■ **What is needed**: Locate the string "Vers" in the records below. Copy every line where it occurs.

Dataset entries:
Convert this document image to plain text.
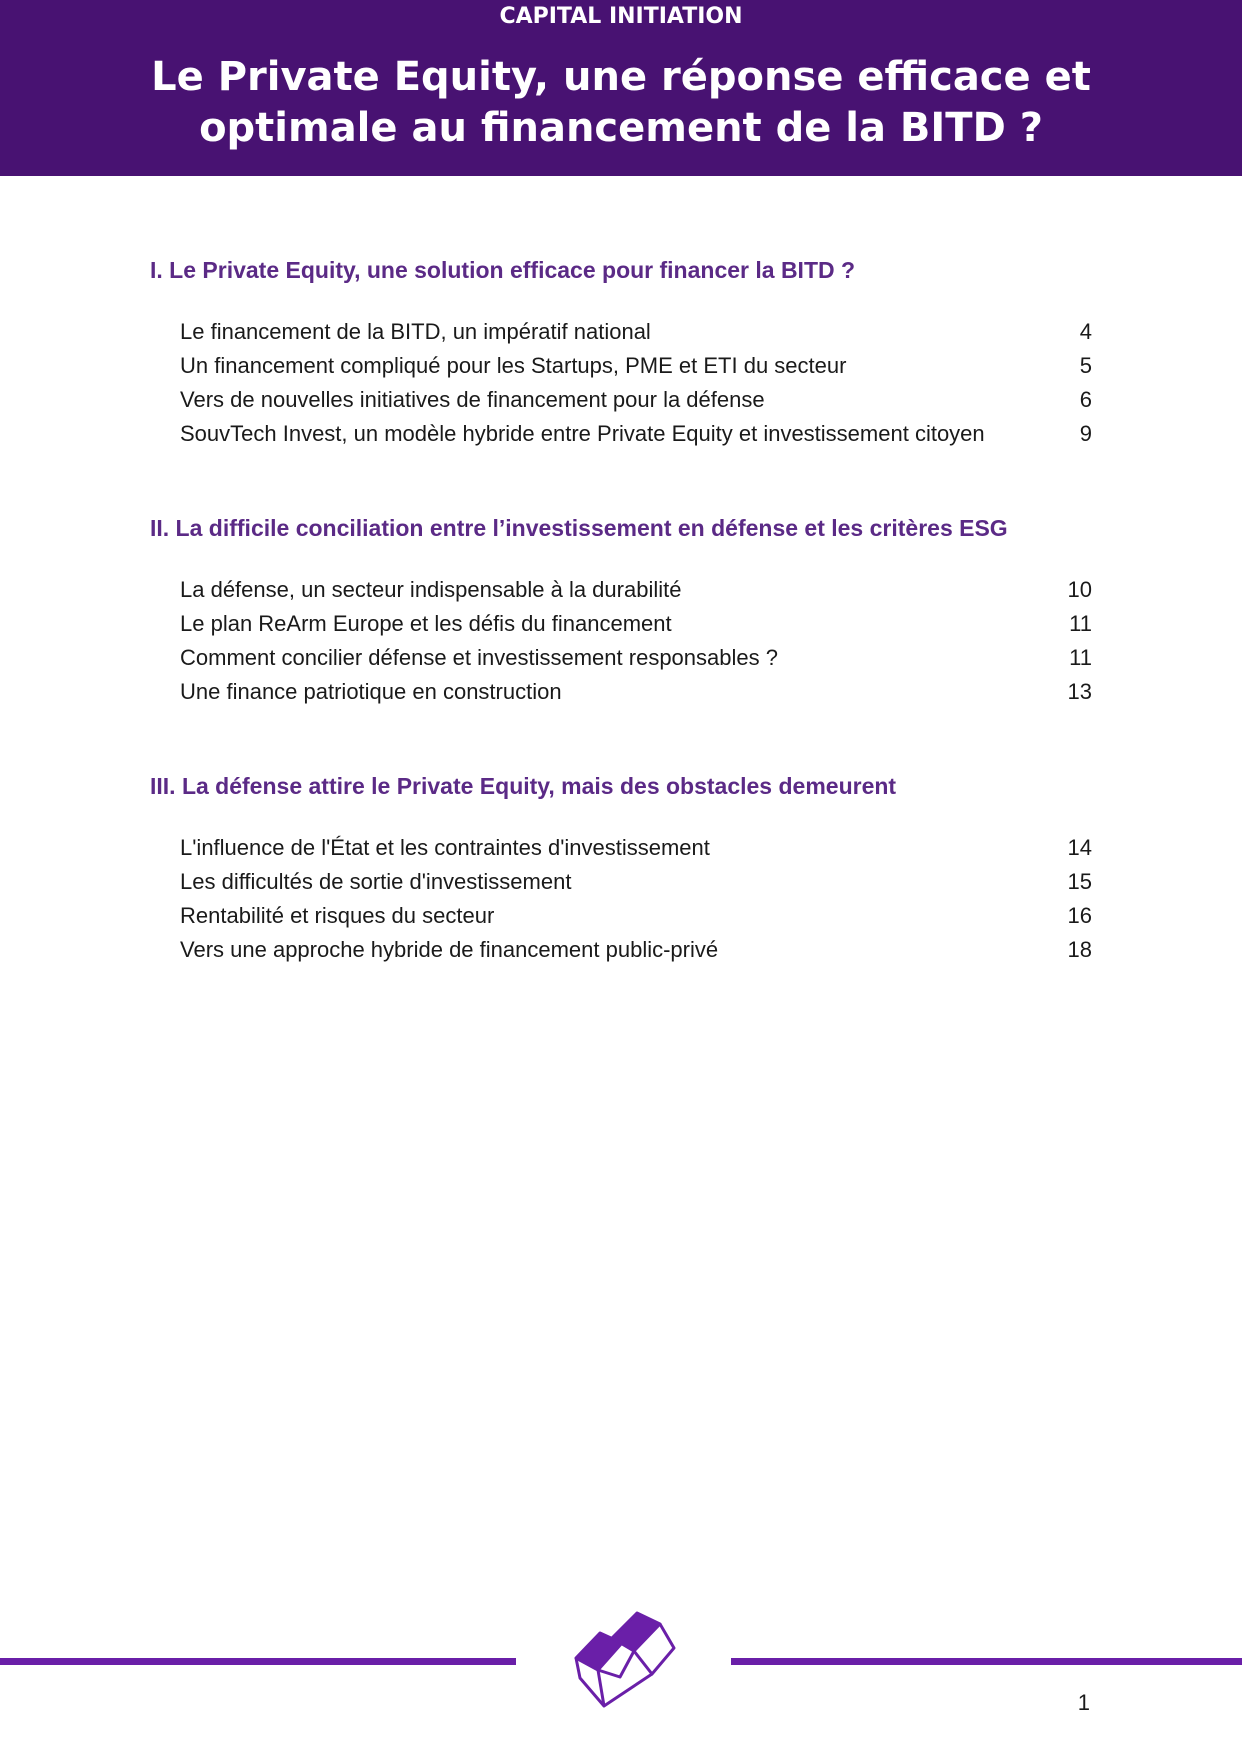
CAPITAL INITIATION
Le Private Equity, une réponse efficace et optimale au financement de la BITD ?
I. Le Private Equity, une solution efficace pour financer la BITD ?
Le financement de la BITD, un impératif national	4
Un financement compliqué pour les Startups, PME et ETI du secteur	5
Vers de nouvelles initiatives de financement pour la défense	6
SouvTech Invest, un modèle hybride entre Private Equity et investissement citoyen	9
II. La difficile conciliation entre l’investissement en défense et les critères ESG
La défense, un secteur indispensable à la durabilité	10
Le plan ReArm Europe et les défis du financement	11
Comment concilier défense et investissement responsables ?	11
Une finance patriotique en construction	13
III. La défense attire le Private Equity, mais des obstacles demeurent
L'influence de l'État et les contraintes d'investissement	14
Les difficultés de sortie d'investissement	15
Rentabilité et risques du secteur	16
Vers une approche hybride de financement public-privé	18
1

■ **Completed exercise**:
Vers de nouvelles initiatives de financement pour la défense	6
Vers une approche hybride de financement public-privé	18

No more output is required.